_Problem description_. Spot every line with the word "Localizer" and return it.

_Part of a data file_.
— start —

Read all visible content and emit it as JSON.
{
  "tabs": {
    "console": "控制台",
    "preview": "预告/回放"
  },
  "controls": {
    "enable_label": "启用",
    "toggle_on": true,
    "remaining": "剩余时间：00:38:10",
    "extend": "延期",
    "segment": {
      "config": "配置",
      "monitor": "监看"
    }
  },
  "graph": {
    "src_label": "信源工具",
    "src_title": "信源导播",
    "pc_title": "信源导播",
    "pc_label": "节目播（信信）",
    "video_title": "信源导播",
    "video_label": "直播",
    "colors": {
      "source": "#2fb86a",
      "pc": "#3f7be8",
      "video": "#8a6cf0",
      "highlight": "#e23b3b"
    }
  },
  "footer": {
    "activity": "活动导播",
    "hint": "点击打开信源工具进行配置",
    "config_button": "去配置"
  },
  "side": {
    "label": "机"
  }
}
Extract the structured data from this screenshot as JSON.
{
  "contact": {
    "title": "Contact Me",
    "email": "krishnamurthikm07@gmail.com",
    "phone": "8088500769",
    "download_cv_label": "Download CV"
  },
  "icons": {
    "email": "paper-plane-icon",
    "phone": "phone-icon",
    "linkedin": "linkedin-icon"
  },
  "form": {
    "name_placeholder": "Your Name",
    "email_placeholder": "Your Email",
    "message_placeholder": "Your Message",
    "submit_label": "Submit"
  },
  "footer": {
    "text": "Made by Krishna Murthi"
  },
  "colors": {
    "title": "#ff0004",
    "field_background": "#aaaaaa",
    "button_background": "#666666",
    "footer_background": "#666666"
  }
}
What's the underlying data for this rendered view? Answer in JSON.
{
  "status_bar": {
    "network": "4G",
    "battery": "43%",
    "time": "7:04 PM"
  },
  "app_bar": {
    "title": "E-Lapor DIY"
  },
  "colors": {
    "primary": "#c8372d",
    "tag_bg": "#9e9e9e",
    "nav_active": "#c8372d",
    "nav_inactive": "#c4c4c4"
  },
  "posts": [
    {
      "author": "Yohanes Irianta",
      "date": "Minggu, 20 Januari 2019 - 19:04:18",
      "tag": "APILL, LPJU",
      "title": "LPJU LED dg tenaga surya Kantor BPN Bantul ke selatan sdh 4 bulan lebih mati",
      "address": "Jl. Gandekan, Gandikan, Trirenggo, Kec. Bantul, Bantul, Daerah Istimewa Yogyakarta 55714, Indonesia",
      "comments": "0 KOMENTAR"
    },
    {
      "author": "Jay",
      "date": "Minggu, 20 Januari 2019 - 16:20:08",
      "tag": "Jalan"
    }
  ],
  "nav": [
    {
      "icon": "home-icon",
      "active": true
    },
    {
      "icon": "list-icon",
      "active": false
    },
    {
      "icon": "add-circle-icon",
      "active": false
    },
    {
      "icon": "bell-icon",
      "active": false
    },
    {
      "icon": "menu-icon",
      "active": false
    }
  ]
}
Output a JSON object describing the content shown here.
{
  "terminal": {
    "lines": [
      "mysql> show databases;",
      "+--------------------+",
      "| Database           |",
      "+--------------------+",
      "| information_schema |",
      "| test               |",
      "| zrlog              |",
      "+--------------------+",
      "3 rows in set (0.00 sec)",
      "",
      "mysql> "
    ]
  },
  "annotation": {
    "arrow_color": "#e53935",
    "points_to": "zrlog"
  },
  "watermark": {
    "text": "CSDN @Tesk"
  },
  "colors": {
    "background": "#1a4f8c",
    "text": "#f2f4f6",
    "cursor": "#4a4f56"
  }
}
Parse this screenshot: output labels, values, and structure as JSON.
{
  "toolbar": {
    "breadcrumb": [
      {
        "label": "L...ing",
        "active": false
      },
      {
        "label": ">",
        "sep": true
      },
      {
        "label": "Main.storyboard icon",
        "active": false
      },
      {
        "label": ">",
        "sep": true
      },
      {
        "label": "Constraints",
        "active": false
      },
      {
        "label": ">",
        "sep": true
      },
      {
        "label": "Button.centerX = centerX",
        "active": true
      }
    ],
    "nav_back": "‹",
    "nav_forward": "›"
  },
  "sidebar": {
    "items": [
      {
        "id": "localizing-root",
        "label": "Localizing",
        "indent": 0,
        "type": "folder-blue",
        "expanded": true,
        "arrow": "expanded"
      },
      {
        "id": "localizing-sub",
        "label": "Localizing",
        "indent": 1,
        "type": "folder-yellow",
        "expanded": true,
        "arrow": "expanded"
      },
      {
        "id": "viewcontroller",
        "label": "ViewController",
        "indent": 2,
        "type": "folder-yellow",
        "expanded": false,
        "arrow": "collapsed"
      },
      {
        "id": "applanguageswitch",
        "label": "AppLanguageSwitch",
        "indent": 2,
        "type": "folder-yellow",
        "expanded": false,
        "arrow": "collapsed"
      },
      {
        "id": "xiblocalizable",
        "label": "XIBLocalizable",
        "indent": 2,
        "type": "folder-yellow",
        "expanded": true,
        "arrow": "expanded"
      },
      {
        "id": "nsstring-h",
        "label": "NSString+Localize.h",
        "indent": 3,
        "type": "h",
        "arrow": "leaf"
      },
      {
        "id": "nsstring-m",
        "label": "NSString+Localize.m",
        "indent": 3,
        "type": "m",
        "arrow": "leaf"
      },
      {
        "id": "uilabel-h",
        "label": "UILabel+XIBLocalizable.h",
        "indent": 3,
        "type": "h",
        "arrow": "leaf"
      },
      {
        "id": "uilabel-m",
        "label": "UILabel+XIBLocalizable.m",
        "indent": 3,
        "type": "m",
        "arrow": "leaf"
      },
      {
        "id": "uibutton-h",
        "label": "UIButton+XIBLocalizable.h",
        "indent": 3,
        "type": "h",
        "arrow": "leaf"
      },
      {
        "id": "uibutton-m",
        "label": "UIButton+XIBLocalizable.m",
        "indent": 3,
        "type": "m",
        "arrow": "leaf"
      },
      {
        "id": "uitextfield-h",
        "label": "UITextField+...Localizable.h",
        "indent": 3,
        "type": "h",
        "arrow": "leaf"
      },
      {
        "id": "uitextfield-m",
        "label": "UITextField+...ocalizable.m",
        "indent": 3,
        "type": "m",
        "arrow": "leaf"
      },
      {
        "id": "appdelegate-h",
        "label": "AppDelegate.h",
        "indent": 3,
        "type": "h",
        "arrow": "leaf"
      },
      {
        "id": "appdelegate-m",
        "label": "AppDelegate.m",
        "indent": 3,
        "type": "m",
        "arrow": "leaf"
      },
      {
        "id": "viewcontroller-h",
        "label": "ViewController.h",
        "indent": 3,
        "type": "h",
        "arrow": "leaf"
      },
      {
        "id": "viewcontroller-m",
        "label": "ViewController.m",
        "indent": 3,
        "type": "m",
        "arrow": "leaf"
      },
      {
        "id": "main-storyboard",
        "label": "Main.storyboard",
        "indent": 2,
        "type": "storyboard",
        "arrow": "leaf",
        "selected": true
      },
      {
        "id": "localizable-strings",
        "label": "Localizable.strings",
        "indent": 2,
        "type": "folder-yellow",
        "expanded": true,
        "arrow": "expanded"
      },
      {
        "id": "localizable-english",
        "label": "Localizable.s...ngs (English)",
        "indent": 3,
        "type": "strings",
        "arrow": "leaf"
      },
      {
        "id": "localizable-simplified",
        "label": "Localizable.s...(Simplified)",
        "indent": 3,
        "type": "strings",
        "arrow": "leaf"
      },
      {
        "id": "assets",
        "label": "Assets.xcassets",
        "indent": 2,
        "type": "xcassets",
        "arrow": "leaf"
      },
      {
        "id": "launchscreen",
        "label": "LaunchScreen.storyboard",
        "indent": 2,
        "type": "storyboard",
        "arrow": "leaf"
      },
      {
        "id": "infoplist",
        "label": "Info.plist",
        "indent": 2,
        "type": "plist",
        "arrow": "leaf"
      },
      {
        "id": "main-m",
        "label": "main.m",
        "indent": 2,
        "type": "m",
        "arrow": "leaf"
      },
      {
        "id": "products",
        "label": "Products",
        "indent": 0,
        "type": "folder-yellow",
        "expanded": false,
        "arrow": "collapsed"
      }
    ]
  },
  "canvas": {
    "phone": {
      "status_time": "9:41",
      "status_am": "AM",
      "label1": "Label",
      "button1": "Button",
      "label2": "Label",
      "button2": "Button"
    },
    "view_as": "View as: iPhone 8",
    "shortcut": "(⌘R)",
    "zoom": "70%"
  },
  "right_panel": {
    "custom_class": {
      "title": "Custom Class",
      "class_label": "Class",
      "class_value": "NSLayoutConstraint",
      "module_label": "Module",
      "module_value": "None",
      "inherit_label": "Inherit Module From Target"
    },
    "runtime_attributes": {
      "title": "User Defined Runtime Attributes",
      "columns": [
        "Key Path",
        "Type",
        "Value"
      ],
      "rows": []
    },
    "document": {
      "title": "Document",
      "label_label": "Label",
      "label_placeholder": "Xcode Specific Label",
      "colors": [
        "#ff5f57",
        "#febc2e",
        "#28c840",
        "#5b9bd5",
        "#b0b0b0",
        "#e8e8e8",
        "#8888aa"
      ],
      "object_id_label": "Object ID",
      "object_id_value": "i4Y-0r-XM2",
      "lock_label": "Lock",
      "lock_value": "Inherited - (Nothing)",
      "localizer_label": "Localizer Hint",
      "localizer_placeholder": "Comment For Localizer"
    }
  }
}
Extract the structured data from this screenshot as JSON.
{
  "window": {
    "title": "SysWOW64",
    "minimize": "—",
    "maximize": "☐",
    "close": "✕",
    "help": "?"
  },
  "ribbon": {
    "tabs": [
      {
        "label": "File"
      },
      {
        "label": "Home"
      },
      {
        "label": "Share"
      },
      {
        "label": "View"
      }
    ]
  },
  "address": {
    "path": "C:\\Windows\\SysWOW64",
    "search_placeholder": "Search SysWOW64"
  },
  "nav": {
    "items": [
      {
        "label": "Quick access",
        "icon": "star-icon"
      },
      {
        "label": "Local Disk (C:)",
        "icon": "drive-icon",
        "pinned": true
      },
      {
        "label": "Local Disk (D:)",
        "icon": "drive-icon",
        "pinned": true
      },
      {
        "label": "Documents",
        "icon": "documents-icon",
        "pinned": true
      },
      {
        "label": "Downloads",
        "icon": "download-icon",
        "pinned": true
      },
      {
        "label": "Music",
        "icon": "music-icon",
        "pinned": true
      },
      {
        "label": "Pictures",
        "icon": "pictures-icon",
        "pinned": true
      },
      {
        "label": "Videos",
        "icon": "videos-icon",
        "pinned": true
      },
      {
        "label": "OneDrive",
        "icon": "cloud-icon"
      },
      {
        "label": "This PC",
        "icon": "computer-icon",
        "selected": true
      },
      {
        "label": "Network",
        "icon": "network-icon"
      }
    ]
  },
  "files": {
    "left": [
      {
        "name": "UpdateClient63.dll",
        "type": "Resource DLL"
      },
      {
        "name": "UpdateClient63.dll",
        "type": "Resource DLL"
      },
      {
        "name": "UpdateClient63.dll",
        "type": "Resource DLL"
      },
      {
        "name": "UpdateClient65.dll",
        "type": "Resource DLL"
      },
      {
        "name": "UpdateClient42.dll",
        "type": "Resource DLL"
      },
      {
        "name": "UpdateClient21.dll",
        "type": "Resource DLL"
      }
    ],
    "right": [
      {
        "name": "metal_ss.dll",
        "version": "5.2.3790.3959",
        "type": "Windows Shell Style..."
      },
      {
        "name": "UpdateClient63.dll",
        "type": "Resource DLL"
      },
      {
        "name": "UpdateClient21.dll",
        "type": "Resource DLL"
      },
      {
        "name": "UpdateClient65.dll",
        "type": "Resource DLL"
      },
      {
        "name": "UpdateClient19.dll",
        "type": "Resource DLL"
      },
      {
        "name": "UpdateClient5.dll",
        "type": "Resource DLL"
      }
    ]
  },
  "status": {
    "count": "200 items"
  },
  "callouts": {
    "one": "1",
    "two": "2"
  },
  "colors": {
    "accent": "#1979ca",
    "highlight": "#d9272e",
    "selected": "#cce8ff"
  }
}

— end —

_Solved exercise_.
      "localizer_label": "Localizer Hint",
      "localizer_placeholder": "Comment For Localizer"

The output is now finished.